◆ **Objective**
Exclude the pictures and return every line exactly as written.
>> start Provided material
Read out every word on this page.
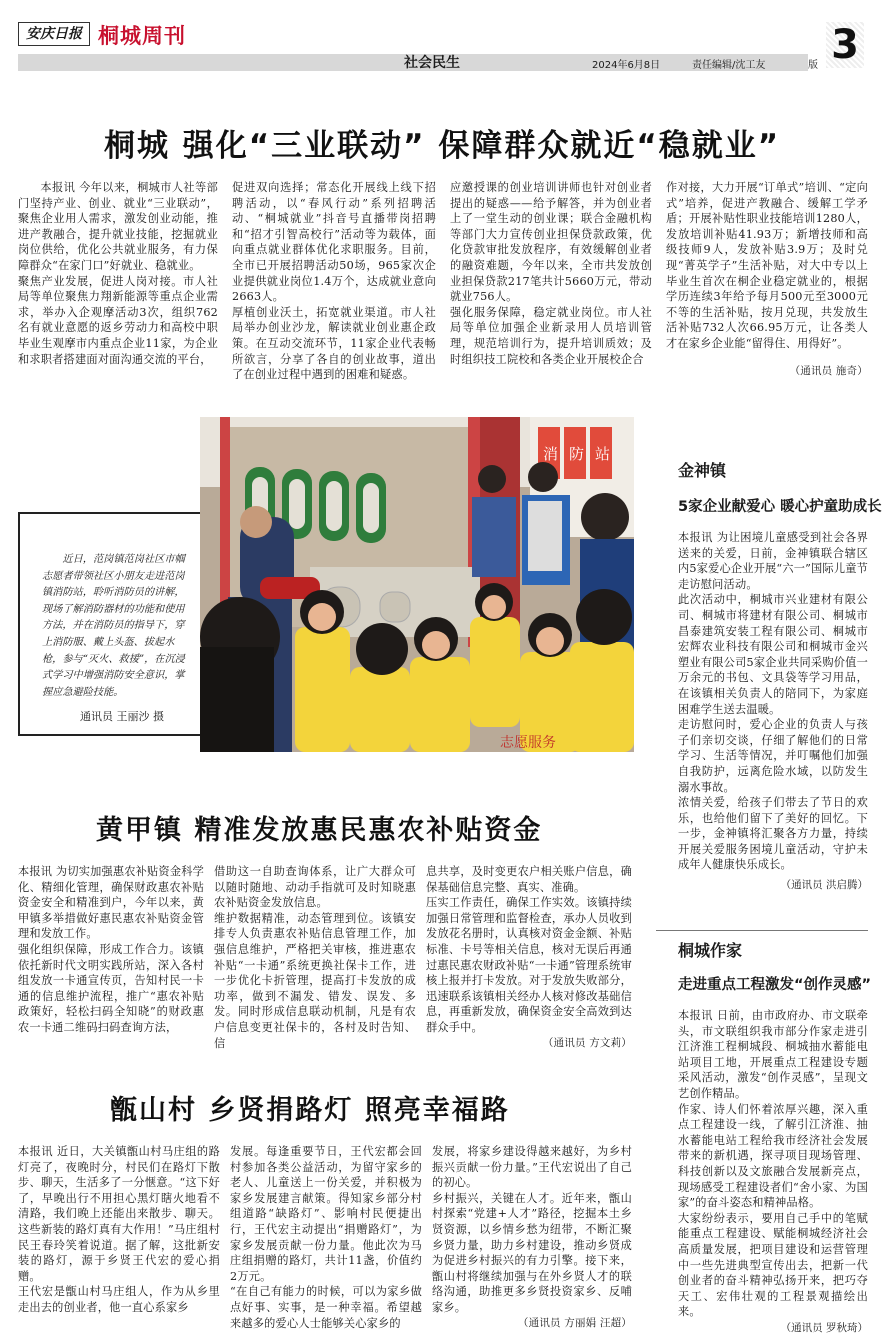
安庆日报 桐城周刊
社会民生	2024年6月8日	责任编辑/沈工友	版 3
桐城 强化“三业联动” 保障群众就近“稳就业”
本报讯 今年以来，桐城市人社等部门坚持产业、创业、就业“三业联动”，聚焦企业用人需求，激发创业动能，推进产教融合，提升就业技能，挖掘就业岗位供给，优化公共就业服务，有力保障群众“在家门口”好就业、稳就业。
聚焦产业发展，促进人岗对接。市人社局等单位聚焦力翔新能源等重点企业需求，举办入企观摩活动3次，组织762名有就业意愿的返乡劳动力和高校中职毕业生观摩市内重点企业11家，为企业和求职者搭建面对面沟通交流的平台，
促进双向选择；常态化开展线上线下招聘活动，以“春风行动”系列招聘活动、“桐城就业”抖音号直播带岗招聘和“招才引智高校行”活动等为载体，面向重点就业群体优化求职服务。目前，全市已开展招聘活动50场，965家次企业提供就业岗位1.4万个，达成就业意向2663人。
厚植创业沃土，拓宽就业渠道。市人社局举办创业沙龙，解读就业创业惠企政策。在互动交流环节，11家企业代表畅所欲言，分享了各自的创业故事，道出了在创业过程中遇到的困难和疑惑。
应邀授课的创业培训讲师也针对创业者提出的疑惑——给予解答，并为创业者上了一堂生动的创业课；联合金融机构等部门大力宣传创业担保贷款政策，优化贷款审批发放程序，有效缓解创业者的融资难题，今年以来，全市共发放创业担保贷款217笔共计5660万元，带动就业756人。
强化服务保障，稳定就业岗位。市人社局等单位加强企业新录用人员培训管理，规范培训行为，提升培训质效；及时组织技工院校和各类企业开展校企合
作对接，大力开展“订单式”培训、“定向式”培养，促进产教融合、缓解工学矛盾；开展补贴性职业技能培训1280人，发放培训补贴41.93万；新增技师和高级技师9人，发放补贴3.9万；及时兑现“菁英学子”生活补贴，对大中专以上毕业生首次在桐企业稳定就业的，根据学历连续3年给予每月500元至3000元不等的生活补贴，按月兑现，共发放生活补贴732人次66.95万元，让各类人才在家乡企业能“留得住、用得好”。
（通讯员 施奇）
近日，范岗镇范岗社区市帼志愿者带领社区小朋友走进范岗镇消防站，聆听消防员的讲解，现场了解消防器材的功能和使用方法，并在消防员的指导下，穿上消防服、戴上头盔、拔起水枪，参与“灭火、救援”，在沉浸式学习中增强消防安全意识，掌握应急避险技能。
通讯员 王丽沙 摄
消 防 站
志愿服务
金神镇
5家企业献爱心 暖心护童助成长
本报讯 为让困境儿童感受到社会各界送来的关爱，日前，金神镇联合辖区内5家爱心企业开展“六一”国际儿童节走访慰问活动。
此次活动中，桐城市兴业建材有限公司、桐城市将建材有限公司、桐城市昌泰建筑安装工程有限公司、桐城市宏辉农业科技有限公司和桐城市金兴塑业有限公司5家企业共同采购价值一万余元的书包、文具袋等学习用品，在该镇相关负责人的陪同下，为家庭困难学生送去温暖。
走访慰问时，爱心企业的负责人与孩子们亲切交谈，仔细了解他们的日常学习、生活等情况，并叮嘱他们加强自我防护，远离危险水域，以防发生溺水事故。
浓情关爱，给孩子们带去了节日的欢乐，也给他们留下了美好的回忆。下一步，金神镇将汇聚各方力量，持续开展关爱服务困境儿童活动，守护未成年人健康快乐成长。
（通讯员 洪启腾）
黄甲镇 精准发放惠民惠农补贴资金
本报讯 为切实加强惠农补贴资金科学化、精细化管理，确保财政惠农补贴资金安全和精准到户，今年以来，黄甲镇多举措做好惠民惠农补贴资金管理和发放工作。
强化组织保障，形成工作合力。该镇依托新时代文明实践所站，深入各村组发放一卡通宣传页，告知村民一卡通的信息维护流程，推广“惠农补贴政策好，轻松扫码全知晓”的财政惠农一卡通二维码扫码查询方法，
借助这一自助查询体系，让广大群众可以随时随地、动动手指就可及时知晓惠农补贴资金发放信息。
维护数据精准，动态管理到位。该镇安排专人负责惠农补贴信息管理工作，加强信息维护，严格把关审核，推进惠农补贴“一卡通”系统更换社保卡工作，进一步优化卡折管理，提高打卡发放的成功率，做到不漏发、错发、误发、多发。同时形成信息联动机制，凡是有农户信息变更社保卡的，各村及时告知、信
息共享，及时变更农户相关账户信息，确保基础信息完整、真实、准确。
压实工作责任，确保工作实效。该镇持续加强日常管理和监督检查，承办人员收到发放花名册时，认真核对资金金额、补贴标准、卡号等相关信息，核对无误后再通过惠民惠农财政补贴“一卡通”管理系统审核上报并打卡发放。对于发放失败部分，迅速联系该镇相关经办人核对修改基础信息，再重新发放，确保资金安全高效到达群众手中。
（通讯员 方文莉）
桐城作家
走进重点工程激发“创作灵感”
本报讯 日前，由市政府办、市文联牵头，市文联组织我市部分作家走进引江济淮工程桐城段、桐城抽水蓄能电站项目工地，开展重点工程建设专题采风活动，激发“创作灵感”，呈现文艺创作精品。
作家、诗人们怀着浓厚兴趣，深入重点工程建设一线，了解引江济淮、抽水蓄能电站工程给我市经济社会发展带来的新机遇，探寻项目现场管理、科技创新以及文旅融合发展新亮点，现场感受工程建设者们“舍小家、为国家”的奋斗姿态和精神品格。
大家纷纷表示，要用自己手中的笔赋能重点工程建设、赋能桐城经济社会高质量发展，把项目建设和运营管理中一些先进典型宣传出去，把新一代创业者的奋斗精神弘扬开来，把巧夺天工、宏伟壮观的工程景观描绘出来。
（通讯员 罗秋琦）
甑山村 乡贤捐路灯 照亮幸福路
本报讯 近日，大关镇甑山村马庄组的路灯亮了，夜晚时分，村民们在路灯下散步、聊天，生活多了一分惬意。“这下好了，早晚出行不用担心黑灯瞎火地看不清路，我们晚上还能出来散步、聊天。这些新装的路灯真有大作用！”马庄组村民王春玲笑着说道。据了解，这批新安装的路灯，源于乡贤王代宏的爱心捐赠。
王代宏是甑山村马庄组人，作为从乡里走出去的创业者，他一直心系家乡
发展。每逢重要节日，王代宏都会回村参加各类公益活动，为留守家乡的老人、儿童送上一份关爱，并积极为家乡发展建言献策。得知家乡部分村组道路“缺路灯”、影响村民便捷出行，王代宏主动提出“捐赠路灯”，为家乡发展贡献一份力量。他此次为马庄组捐赠的路灯，共计11盏，价值约2万元。
“在自己有能力的时候，可以为家乡做点好事、实事，是一种幸福。希望越来越多的爱心人士能够关心家乡的
发展，将家乡建设得越来越好，为乡村振兴贡献一份力量。”王代宏说出了自己的初心。
乡村振兴，关键在人才。近年来，甑山村探索“党建+人才”路径，挖掘本土乡贤资源，以乡情乡愁为纽带，不断汇聚乡贤力量，助力乡村建设，推动乡贤成为促进乡村振兴的有力引擎。接下来，甑山村将继续加强与在外乡贤人才的联络沟通，助推更多乡贤投资家乡、反哺家乡。
（通讯员 方丽娟 汪超）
>> end Provided material
◆ **Complete answer**
Read out every word on this page.
安庆日报 桐城周刊
社会民生	2024年6月8日	责任编辑/沈工友	版 3
桐城 强化“三业联动” 保障群众就近“稳就业”
本报讯 今年以来，桐城市人社等部门坚持产业、创业、就业“三业联动”，聚焦企业用人需求，激发创业动能，推进产教融合，提升就业技能，挖掘就业岗位供给，优化公共就业服务，有力保障群众“在家门口”好就业、稳就业。
聚焦产业发展，促进人岗对接。市人社局等单位聚焦力翔新能源等重点企业需求，举办入企观摩活动3次，组织762名有就业意愿的返乡劳动力和高校中职毕业生观摩市内重点企业11家，为企业和求职者搭建面对面沟通交流的平台，
促进双向选择；常态化开展线上线下招聘活动，以“春风行动”系列招聘活动、“桐城就业”抖音号直播带岗招聘和“招才引智高校行”活动等为载体，面向重点就业群体优化求职服务。目前，全市已开展招聘活动50场，965家次企业提供就业岗位1.4万个，达成就业意向2663人。
厚植创业沃土，拓宽就业渠道。市人社局举办创业沙龙，解读就业创业惠企政策。在互动交流环节，11家企业代表畅所欲言，分享了各自的创业故事，道出了在创业过程中遇到的困难和疑惑。
应邀授课的创业培训讲师也针对创业者提出的疑惑——给予解答，并为创业者上了一堂生动的创业课；联合金融机构等部门大力宣传创业担保贷款政策，优化贷款审批发放程序，有效缓解创业者的融资难题，今年以来，全市共发放创业担保贷款217笔共计5660万元，带动就业756人。
强化服务保障，稳定就业岗位。市人社局等单位加强企业新录用人员培训管理，规范培训行为，提升培训质效；及时组织技工院校和各类企业开展校企合
作对接，大力开展“订单式”培训、“定向式”培养，促进产教融合、缓解工学矛盾；开展补贴性职业技能培训1280人，发放培训补贴41.93万；新增技师和高级技师9人，发放补贴3.9万；及时兑现“菁英学子”生活补贴，对大中专以上毕业生首次在桐企业稳定就业的，根据学历连续3年给予每月500元至3000元不等的生活补贴，按月兑现，共发放生活补贴732人次66.95万元，让各类人才在家乡企业能“留得住、用得好”。
（通讯员 施奇）
近日，范岗镇范岗社区市帼志愿者带领社区小朋友走进范岗镇消防站，聆听消防员的讲解，现场了解消防器材的功能和使用方法，并在消防员的指导下，穿上消防服、戴上头盔、拔起水枪，参与“灭火、救援”，在沉浸式学习中增强消防安全意识，掌握应急避险技能。
通讯员 王丽沙 摄
消 防 站
志愿服务
金神镇
5家企业献爱心 暖心护童助成长
本报讯 为让困境儿童感受到社会各界送来的关爱，日前，金神镇联合辖区内5家爱心企业开展“六一”国际儿童节走访慰问活动。
此次活动中，桐城市兴业建材有限公司、桐城市将建材有限公司、桐城市昌泰建筑安装工程有限公司、桐城市宏辉农业科技有限公司和桐城市金兴塑业有限公司5家企业共同采购价值一万余元的书包、文具袋等学习用品，在该镇相关负责人的陪同下，为家庭困难学生送去温暖。
走访慰问时，爱心企业的负责人与孩子们亲切交谈，仔细了解他们的日常学习、生活等情况，并叮嘱他们加强自我防护，远离危险水域，以防发生溺水事故。
浓情关爱，给孩子们带去了节日的欢乐，也给他们留下了美好的回忆。下一步，金神镇将汇聚各方力量，持续开展关爱服务困境儿童活动，守护未成年人健康快乐成长。
（通讯员 洪启腾）
黄甲镇 精准发放惠民惠农补贴资金
本报讯 为切实加强惠农补贴资金科学化、精细化管理，确保财政惠农补贴资金安全和精准到户，今年以来，黄甲镇多举措做好惠民惠农补贴资金管理和发放工作。
强化组织保障，形成工作合力。该镇依托新时代文明实践所站，深入各村组发放一卡通宣传页，告知村民一卡通的信息维护流程，推广“惠农补贴政策好，轻松扫码全知晓”的财政惠农一卡通二维码扫码查询方法，
借助这一自助查询体系，让广大群众可以随时随地、动动手指就可及时知晓惠农补贴资金发放信息。
维护数据精准，动态管理到位。该镇安排专人负责惠农补贴信息管理工作，加强信息维护，严格把关审核，推进惠农补贴“一卡通”系统更换社保卡工作，进一步优化卡折管理，提高打卡发放的成功率，做到不漏发、错发、误发、多发。同时形成信息联动机制，凡是有农户信息变更社保卡的，各村及时告知、信
息共享，及时变更农户相关账户信息，确保基础信息完整、真实、准确。
压实工作责任，确保工作实效。该镇持续加强日常管理和监督检查，承办人员收到发放花名册时，认真核对资金金额、补贴标准、卡号等相关信息，核对无误后再通过惠民惠农财政补贴“一卡通”管理系统审核上报并打卡发放。对于发放失败部分，迅速联系该镇相关经办人核对修改基础信息，再重新发放，确保资金安全高效到达群众手中。
（通讯员 方文莉）
桐城作家
走进重点工程激发“创作灵感”
本报讯 日前，由市政府办、市文联牵头，市文联组织我市部分作家走进引江济淮工程桐城段、桐城抽水蓄能电站项目工地，开展重点工程建设专题采风活动，激发“创作灵感”，呈现文艺创作精品。
作家、诗人们怀着浓厚兴趣，深入重点工程建设一线，了解引江济淮、抽水蓄能电站工程给我市经济社会发展带来的新机遇，探寻项目现场管理、科技创新以及文旅融合发展新亮点，现场感受工程建设者们“舍小家、为国家”的奋斗姿态和精神品格。
大家纷纷表示，要用自己手中的笔赋能重点工程建设、赋能桐城经济社会高质量发展，把项目建设和运营管理中一些先进典型宣传出去，把新一代创业者的奋斗精神弘扬开来，把巧夺天工、宏伟壮观的工程景观描绘出来。
（通讯员 罗秋琦）
甑山村 乡贤捐路灯 照亮幸福路
本报讯 近日，大关镇甑山村马庄组的路灯亮了，夜晚时分，村民们在路灯下散步、聊天，生活多了一分惬意。“这下好了，早晚出行不用担心黑灯瞎火地看不清路，我们晚上还能出来散步、聊天。这些新装的路灯真有大作用！”马庄组村民王春玲笑着说道。据了解，这批新安装的路灯，源于乡贤王代宏的爱心捐赠。
王代宏是甑山村马庄组人，作为从乡里走出去的创业者，他一直心系家乡
发展。每逢重要节日，王代宏都会回村参加各类公益活动，为留守家乡的老人、儿童送上一份关爱，并积极为家乡发展建言献策。得知家乡部分村组道路“缺路灯”、影响村民便捷出行，王代宏主动提出“捐赠路灯”，为家乡发展贡献一份力量。他此次为马庄组捐赠的路灯，共计11盏，价值约2万元。
“在自己有能力的时候，可以为家乡做点好事、实事，是一种幸福。希望越来越多的爱心人士能够关心家乡的
发展，将家乡建设得越来越好，为乡村振兴贡献一份力量。”王代宏说出了自己的初心。
乡村振兴，关键在人才。近年来，甑山村探索“党建+人才”路径，挖掘本土乡贤资源，以乡情乡愁为纽带，不断汇聚乡贤力量，助力乡村建设，推动乡贤成为促进乡村振兴的有力引擎。接下来，甑山村将继续加强与在外乡贤人才的联络沟通，助推更多乡贤投资家乡、反哺家乡。
（通讯员 方丽娟 汪超）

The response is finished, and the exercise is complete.